» **SHORT TASK**:
Please copy the entries below word for word, from the very first line through the line containing "corner-ornament-icon [40, 110, 90, 160]", both included.

_ _ _ _

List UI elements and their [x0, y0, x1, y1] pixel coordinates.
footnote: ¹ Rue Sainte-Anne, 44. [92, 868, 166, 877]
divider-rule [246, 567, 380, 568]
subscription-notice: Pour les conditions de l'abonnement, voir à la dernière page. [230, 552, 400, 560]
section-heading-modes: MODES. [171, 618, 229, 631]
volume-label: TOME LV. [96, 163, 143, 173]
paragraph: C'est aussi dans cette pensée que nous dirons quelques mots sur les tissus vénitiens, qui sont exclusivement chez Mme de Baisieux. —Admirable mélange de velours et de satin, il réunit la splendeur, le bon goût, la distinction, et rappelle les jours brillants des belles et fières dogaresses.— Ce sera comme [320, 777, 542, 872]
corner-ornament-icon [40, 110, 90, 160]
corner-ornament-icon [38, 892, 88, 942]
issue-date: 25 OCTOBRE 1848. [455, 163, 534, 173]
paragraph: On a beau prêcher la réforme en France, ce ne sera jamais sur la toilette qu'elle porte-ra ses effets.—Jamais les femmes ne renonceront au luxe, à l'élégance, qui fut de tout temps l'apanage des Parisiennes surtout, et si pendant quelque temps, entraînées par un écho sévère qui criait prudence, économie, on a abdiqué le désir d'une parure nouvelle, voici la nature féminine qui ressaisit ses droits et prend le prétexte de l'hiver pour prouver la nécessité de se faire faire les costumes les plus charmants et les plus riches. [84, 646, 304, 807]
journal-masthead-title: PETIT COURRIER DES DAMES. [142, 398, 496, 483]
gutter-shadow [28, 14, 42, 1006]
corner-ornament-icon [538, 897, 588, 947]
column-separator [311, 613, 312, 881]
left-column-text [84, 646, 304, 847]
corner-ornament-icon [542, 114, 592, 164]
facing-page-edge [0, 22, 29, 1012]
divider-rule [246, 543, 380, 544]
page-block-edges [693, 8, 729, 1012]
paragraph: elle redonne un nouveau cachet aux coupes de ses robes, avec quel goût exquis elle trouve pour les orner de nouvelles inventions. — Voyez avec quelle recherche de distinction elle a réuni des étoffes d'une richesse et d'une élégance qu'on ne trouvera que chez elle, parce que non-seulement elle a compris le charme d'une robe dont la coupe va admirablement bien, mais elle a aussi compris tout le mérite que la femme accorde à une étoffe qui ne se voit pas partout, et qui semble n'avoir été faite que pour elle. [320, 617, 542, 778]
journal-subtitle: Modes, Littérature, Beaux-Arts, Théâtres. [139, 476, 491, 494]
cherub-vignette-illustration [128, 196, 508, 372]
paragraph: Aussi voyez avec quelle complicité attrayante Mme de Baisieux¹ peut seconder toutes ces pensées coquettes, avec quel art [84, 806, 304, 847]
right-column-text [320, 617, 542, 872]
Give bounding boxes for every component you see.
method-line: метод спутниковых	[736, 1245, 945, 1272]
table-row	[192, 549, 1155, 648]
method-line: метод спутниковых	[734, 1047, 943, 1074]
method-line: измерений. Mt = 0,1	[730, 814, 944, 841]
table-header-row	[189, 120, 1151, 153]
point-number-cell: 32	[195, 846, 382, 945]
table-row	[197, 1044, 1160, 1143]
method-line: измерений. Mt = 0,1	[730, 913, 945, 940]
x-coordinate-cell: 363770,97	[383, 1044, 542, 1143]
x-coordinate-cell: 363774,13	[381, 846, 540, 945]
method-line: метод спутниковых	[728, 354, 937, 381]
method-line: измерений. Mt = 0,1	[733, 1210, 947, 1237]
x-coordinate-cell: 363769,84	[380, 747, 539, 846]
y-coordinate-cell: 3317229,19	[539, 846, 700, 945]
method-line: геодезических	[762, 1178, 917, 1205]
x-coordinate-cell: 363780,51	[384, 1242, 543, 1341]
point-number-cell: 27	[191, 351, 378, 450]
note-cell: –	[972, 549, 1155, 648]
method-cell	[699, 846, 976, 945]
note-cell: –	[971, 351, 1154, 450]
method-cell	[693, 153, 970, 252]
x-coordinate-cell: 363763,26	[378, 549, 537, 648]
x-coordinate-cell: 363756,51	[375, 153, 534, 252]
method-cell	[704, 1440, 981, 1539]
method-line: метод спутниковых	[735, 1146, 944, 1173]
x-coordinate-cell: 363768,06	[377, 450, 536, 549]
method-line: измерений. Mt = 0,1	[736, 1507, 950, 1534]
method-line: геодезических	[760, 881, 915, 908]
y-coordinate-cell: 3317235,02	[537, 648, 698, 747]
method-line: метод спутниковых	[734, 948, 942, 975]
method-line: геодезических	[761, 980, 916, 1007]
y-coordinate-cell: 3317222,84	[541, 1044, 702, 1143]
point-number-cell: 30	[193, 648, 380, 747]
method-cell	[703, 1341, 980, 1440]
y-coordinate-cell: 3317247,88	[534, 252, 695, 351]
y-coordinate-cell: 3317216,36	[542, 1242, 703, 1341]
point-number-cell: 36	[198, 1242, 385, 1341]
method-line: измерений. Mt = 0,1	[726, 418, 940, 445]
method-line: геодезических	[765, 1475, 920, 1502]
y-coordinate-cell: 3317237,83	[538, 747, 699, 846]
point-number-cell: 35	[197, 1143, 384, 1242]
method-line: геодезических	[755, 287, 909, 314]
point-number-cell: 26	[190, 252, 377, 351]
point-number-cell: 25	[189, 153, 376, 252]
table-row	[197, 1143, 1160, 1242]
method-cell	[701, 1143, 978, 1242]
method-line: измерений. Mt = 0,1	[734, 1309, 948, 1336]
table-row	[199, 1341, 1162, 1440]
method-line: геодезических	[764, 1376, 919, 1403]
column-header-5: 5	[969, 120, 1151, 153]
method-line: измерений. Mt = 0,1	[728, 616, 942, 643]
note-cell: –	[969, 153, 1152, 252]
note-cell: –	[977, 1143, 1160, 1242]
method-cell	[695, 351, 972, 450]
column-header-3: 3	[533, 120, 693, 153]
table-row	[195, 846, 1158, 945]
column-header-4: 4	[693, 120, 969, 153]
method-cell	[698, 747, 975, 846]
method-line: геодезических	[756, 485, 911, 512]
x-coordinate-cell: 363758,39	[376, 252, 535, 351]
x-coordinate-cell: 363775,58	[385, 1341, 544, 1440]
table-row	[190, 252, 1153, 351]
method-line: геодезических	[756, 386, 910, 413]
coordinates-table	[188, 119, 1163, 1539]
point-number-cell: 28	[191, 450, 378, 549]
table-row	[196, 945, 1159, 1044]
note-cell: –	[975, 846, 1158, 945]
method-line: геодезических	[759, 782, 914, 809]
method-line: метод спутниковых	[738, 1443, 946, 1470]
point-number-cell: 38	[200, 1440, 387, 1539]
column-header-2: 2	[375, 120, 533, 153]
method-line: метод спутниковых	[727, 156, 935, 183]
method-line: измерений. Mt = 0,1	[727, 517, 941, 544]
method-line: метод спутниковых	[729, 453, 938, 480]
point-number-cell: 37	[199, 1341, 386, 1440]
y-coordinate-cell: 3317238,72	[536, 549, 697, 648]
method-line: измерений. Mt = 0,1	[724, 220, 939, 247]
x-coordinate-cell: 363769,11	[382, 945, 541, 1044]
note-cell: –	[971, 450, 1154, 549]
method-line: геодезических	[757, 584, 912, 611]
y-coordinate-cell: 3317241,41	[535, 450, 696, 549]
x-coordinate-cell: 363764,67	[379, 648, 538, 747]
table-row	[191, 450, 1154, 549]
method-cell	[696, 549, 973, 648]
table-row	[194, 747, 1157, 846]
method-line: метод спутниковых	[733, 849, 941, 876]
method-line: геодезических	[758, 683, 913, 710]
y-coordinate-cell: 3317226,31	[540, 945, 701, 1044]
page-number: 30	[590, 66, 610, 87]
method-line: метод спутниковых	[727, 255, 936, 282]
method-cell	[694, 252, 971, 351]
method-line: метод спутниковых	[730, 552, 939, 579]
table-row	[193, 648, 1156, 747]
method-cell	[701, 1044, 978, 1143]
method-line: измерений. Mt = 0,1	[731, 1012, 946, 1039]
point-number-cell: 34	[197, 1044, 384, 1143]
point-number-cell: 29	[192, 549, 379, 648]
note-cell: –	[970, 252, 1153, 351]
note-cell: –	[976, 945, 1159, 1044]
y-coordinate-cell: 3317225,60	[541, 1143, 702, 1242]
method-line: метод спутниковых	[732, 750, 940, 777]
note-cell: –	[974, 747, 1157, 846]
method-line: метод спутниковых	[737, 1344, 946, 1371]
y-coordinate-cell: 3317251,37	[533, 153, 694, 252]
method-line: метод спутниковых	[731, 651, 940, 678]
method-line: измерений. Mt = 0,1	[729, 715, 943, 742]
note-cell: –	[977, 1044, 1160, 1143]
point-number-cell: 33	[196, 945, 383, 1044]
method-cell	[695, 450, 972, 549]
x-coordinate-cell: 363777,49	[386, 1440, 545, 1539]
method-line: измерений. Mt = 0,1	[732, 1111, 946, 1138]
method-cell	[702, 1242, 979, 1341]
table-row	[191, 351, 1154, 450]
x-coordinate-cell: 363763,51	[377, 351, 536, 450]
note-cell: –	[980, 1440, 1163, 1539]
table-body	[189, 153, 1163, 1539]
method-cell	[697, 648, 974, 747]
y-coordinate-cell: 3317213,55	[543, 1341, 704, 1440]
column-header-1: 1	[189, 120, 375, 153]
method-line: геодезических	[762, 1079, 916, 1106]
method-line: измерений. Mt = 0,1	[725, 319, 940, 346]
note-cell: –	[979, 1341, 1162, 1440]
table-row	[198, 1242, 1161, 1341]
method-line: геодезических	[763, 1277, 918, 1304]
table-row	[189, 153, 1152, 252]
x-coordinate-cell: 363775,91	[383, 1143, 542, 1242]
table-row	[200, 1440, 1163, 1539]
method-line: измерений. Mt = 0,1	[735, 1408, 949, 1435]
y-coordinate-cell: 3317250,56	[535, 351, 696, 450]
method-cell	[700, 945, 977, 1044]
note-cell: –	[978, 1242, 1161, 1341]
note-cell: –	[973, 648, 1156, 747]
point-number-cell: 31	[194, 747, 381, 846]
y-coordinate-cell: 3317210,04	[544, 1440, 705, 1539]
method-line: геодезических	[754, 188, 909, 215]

_ _ _ _

» **RESULT OF THIS TASK**:
List UI elements and their [x0, y0, x1, y1] pixel coordinates.
footnote: ¹ Rue Sainte-Anne, 44. [92, 868, 166, 877]
divider-rule [246, 567, 380, 568]
subscription-notice: Pour les conditions de l'abonnement, voir à la dernière page. [230, 552, 400, 560]
section-heading-modes: MODES. [171, 618, 229, 631]
volume-label: TOME LV. [96, 163, 143, 173]
paragraph: C'est aussi dans cette pensée que nous dirons quelques mots sur les tissus vénitiens, qui sont exclusivement chez Mme de Baisieux. —Admirable mélange de velours et de satin, il réunit la splendeur, le bon goût, la distinction, et rappelle les jours brillants des belles et fières dogaresses.— Ce sera comme [320, 777, 542, 872]
corner-ornament-icon [40, 110, 90, 160]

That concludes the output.